AVAILABLE RECORDS:
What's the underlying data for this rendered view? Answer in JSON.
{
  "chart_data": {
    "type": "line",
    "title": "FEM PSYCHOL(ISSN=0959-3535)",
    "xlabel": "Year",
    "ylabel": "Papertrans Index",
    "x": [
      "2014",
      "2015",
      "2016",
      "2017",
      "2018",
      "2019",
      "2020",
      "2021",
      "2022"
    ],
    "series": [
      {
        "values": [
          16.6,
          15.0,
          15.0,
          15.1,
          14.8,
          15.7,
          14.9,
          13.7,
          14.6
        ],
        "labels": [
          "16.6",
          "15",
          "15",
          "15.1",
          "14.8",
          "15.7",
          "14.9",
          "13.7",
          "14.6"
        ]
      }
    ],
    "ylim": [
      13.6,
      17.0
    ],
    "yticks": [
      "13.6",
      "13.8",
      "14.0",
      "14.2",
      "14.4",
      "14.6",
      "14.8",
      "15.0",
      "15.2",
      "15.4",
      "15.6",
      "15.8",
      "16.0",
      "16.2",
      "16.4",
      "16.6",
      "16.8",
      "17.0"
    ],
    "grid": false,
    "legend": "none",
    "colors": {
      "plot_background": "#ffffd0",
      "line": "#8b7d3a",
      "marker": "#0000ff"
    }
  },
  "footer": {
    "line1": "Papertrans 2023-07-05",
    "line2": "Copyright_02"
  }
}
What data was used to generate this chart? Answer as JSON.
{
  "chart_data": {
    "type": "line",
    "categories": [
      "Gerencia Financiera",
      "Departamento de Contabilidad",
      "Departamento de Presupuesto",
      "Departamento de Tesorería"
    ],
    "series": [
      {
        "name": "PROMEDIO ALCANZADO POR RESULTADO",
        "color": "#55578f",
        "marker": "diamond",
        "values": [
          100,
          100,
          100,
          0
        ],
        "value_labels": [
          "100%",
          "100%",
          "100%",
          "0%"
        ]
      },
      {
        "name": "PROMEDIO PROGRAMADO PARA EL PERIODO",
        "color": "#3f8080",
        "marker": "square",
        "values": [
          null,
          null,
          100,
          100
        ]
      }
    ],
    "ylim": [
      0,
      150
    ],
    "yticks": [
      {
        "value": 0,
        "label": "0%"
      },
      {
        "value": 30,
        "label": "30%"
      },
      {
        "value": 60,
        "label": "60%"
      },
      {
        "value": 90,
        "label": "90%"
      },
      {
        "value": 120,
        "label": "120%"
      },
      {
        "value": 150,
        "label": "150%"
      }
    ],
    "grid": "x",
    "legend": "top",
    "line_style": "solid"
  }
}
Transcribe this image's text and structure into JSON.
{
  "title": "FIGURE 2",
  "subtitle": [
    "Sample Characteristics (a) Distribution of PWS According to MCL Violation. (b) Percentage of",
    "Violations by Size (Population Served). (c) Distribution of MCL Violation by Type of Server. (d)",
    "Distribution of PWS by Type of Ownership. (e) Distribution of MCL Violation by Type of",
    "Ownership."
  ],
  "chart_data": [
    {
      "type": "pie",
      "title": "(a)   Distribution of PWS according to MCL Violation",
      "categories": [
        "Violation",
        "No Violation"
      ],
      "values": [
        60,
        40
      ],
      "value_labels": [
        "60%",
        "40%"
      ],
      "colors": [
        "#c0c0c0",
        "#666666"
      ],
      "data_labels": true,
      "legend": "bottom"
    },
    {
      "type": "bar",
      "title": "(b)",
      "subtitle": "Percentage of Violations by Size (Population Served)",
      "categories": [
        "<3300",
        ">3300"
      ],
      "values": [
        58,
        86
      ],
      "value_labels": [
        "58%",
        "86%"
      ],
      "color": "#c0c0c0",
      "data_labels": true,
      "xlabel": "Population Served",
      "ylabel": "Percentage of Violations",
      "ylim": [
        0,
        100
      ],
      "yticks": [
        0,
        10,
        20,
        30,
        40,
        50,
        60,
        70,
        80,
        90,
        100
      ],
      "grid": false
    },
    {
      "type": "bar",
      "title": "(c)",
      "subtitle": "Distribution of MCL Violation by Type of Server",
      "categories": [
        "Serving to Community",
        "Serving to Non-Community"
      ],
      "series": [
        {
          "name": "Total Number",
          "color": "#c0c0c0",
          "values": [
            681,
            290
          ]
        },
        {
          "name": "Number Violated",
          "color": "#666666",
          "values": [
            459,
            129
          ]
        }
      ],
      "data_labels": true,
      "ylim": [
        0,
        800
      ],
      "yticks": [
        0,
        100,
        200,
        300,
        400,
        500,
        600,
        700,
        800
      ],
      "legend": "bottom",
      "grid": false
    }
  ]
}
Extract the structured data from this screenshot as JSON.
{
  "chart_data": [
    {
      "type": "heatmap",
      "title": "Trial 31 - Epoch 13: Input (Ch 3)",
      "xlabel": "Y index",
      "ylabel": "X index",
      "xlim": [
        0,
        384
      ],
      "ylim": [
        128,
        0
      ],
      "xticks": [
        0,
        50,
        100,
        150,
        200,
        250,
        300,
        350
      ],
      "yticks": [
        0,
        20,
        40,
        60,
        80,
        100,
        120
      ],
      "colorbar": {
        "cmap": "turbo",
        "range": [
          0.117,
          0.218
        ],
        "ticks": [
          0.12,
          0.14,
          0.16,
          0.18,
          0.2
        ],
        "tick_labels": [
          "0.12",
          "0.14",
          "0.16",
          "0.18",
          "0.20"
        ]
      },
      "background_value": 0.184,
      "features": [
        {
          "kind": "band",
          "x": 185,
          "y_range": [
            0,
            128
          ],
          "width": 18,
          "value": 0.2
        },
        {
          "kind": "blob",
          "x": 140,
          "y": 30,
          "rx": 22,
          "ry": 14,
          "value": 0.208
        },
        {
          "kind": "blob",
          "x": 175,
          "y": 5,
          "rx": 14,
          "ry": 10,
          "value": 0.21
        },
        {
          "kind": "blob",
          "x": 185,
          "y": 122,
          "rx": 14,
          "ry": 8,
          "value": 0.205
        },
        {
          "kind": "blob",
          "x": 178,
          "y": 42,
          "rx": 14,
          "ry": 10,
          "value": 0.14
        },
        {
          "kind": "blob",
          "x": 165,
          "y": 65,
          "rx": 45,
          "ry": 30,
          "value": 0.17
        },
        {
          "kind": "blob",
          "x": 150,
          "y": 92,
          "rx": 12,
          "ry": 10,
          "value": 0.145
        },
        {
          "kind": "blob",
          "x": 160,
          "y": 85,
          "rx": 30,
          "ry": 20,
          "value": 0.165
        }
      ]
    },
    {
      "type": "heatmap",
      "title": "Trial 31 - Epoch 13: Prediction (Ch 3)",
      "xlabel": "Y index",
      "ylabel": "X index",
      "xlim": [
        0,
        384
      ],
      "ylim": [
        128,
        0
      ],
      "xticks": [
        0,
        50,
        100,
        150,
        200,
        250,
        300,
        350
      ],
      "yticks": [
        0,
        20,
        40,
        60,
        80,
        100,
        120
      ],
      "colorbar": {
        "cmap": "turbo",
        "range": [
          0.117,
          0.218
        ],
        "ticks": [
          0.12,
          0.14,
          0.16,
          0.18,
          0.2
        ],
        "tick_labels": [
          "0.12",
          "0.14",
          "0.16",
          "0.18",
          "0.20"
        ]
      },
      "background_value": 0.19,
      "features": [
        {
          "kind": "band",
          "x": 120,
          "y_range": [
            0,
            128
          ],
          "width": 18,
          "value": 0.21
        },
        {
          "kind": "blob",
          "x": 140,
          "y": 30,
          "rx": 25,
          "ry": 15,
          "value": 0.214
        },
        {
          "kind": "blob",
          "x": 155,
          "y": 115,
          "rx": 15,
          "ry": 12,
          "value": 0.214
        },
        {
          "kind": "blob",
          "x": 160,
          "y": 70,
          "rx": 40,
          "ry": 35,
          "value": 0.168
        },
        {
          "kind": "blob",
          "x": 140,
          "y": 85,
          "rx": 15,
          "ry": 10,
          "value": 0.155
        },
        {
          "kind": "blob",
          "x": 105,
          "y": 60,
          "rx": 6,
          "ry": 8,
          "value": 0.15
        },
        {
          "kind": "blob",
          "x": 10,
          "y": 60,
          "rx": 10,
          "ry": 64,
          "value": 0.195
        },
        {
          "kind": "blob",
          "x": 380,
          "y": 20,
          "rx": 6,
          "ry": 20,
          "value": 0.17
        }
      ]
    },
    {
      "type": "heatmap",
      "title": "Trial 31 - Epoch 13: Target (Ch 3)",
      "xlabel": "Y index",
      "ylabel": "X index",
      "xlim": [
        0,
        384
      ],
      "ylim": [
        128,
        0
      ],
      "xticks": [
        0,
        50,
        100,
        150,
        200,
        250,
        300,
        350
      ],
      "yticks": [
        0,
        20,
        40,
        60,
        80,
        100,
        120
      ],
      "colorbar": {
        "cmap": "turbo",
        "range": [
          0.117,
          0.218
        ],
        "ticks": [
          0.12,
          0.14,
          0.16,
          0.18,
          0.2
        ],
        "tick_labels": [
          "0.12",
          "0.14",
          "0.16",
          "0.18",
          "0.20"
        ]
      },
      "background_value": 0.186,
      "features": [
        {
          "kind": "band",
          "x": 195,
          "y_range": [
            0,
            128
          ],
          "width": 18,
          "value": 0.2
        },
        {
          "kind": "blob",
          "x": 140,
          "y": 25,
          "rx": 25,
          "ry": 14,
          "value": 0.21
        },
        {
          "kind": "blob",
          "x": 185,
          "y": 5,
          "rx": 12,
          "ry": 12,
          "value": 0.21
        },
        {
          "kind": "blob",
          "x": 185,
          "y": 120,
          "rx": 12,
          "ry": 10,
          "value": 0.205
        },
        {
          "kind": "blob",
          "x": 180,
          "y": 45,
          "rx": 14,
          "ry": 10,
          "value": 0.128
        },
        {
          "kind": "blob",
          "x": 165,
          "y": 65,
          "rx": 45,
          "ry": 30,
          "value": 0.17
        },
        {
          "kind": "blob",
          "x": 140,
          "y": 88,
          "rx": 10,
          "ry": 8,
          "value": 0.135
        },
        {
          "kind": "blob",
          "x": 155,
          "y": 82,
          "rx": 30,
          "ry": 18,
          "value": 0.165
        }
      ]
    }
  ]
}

WHAT IS BEING ASKED: Collect every line with the string "PROMEDIO" from the records, and copy each.

RESULT BELOW:
        "name": "PROMEDIO ALCANZADO POR RESULTADO",
        "name": "PROMEDIO PROGRAMADO PARA EL PERIODO",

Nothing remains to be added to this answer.